:: Record set
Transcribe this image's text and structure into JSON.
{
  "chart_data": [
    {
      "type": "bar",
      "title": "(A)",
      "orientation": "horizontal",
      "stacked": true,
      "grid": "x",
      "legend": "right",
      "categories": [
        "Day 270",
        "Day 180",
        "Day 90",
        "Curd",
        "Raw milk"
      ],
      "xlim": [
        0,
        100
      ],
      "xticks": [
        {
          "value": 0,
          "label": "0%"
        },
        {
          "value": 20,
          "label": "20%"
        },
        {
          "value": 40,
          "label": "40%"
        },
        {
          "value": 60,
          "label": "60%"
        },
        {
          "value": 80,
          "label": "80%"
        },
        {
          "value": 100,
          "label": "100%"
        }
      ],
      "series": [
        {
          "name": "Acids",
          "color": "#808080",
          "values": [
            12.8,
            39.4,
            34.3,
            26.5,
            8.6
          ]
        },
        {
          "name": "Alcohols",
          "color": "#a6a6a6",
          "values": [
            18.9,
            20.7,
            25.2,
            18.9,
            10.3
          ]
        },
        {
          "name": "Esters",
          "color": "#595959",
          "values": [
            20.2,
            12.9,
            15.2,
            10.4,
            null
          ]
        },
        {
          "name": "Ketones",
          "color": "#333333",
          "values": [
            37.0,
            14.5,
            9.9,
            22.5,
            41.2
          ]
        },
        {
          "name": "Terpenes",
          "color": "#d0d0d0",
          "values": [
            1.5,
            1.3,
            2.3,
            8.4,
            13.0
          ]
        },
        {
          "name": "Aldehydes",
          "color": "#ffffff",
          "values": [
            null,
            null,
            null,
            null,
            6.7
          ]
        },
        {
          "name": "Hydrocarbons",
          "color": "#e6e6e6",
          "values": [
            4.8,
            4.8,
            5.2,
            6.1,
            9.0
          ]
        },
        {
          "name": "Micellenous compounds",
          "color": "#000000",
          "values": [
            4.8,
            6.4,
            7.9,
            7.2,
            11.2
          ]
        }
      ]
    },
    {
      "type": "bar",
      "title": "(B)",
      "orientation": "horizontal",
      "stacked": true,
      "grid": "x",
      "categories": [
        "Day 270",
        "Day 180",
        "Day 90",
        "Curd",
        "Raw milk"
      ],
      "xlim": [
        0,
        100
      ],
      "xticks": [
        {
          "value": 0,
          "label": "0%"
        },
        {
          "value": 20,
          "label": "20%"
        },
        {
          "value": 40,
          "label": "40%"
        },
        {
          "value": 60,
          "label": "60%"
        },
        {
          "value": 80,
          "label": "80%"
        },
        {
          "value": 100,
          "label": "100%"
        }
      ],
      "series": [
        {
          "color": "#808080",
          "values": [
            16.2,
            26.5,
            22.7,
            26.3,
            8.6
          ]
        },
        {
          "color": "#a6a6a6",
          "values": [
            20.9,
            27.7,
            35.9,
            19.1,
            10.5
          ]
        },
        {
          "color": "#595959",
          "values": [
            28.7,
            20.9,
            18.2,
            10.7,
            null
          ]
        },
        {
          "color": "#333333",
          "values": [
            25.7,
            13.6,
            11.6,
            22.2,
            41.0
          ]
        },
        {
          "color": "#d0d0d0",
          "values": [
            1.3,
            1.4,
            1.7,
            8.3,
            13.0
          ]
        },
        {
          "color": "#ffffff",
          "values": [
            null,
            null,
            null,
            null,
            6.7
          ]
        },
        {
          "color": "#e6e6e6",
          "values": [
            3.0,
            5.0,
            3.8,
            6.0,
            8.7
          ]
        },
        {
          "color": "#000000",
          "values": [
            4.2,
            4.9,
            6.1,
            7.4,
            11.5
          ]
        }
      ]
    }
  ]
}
::::
Extract the data exactly as given.

Transcribe this image's text and structure into JSON.
{
  "chart_data": [
    {
      "type": "bar",
      "title": "(A)",
      "orientation": "horizontal",
      "stacked": true,
      "grid": "x",
      "legend": "right",
      "categories": [
        "Day 270",
        "Day 180",
        "Day 90",
        "Curd",
        "Raw milk"
      ],
      "xlim": [
        0,
        100
      ],
      "xticks": [
        {
          "value": 0,
          "label": "0%"
        },
        {
          "value": 20,
          "label": "20%"
        },
        {
          "value": 40,
          "label": "40%"
        },
        {
          "value": 60,
          "label": "60%"
        },
        {
          "value": 80,
          "label": "80%"
        },
        {
          "value": 100,
          "label": "100%"
        }
      ],
      "series": [
        {
          "name": "Acids",
          "color": "#808080",
          "values": [
            12.8,
            39.4,
            34.3,
            26.5,
            8.6
          ]
        },
        {
          "name": "Alcohols",
          "color": "#a6a6a6",
          "values": [
            18.9,
            20.7,
            25.2,
            18.9,
            10.3
          ]
        },
        {
          "name": "Esters",
          "color": "#595959",
          "values": [
            20.2,
            12.9,
            15.2,
            10.4,
            null
          ]
        },
        {
          "name": "Ketones",
          "color": "#333333",
          "values": [
            37.0,
            14.5,
            9.9,
            22.5,
            41.2
          ]
        },
        {
          "name": "Terpenes",
          "color": "#d0d0d0",
          "values": [
            1.5,
            1.3,
            2.3,
            8.4,
            13.0
          ]
        },
        {
          "name": "Aldehydes",
          "color": "#ffffff",
          "values": [
            null,
            null,
            null,
            null,
            6.7
          ]
        },
        {
          "name": "Hydrocarbons",
          "color": "#e6e6e6",
          "values": [
            4.8,
            4.8,
            5.2,
            6.1,
            9.0
          ]
        },
        {
          "name": "Micellenous compounds",
          "color": "#000000",
          "values": [
            4.8,
            6.4,
            7.9,
            7.2,
            11.2
          ]
        }
      ]
    },
    {
      "type": "bar",
      "title": "(B)",
      "orientation": "horizontal",
      "stacked": true,
      "grid": "x",
      "categories": [
        "Day 270",
        "Day 180",
        "Day 90",
        "Curd",
        "Raw milk"
      ],
      "xlim": [
        0,
        100
      ],
      "xticks": [
        {
          "value": 0,
          "label": "0%"
        },
        {
          "value": 20,
          "label": "20%"
        },
        {
          "value": 40,
          "label": "40%"
        },
        {
          "value": 60,
          "label": "60%"
        },
        {
          "value": 80,
          "label": "80%"
        },
        {
          "value": 100,
          "label": "100%"
        }
      ],
      "series": [
        {
          "color": "#808080",
          "values": [
            16.2,
            26.5,
            22.7,
            26.3,
            8.6
          ]
        },
        {
          "color": "#a6a6a6",
          "values": [
            20.9,
            27.7,
            35.9,
            19.1,
            10.5
          ]
        },
        {
          "color": "#595959",
          "values": [
            28.7,
            20.9,
            18.2,
            10.7,
            null
          ]
        },
        {
          "color": "#333333",
          "values": [
            25.7,
            13.6,
            11.6,
            22.2,
            41.0
          ]
        },
        {
          "color": "#d0d0d0",
          "values": [
            1.3,
            1.4,
            1.7,
            8.3,
            13.0
          ]
        },
        {
          "color": "#ffffff",
          "values": [
            null,
            null,
            null,
            null,
            6.7
          ]
        },
        {
          "color": "#e6e6e6",
          "values": [
            3.0,
            5.0,
            3.8,
            6.0,
            8.7
          ]
        },
        {
          "color": "#000000",
          "values": [
            4.2,
            4.9,
            6.1,
            7.4,
            11.5
          ]
        }
      ]
    }
  ]
}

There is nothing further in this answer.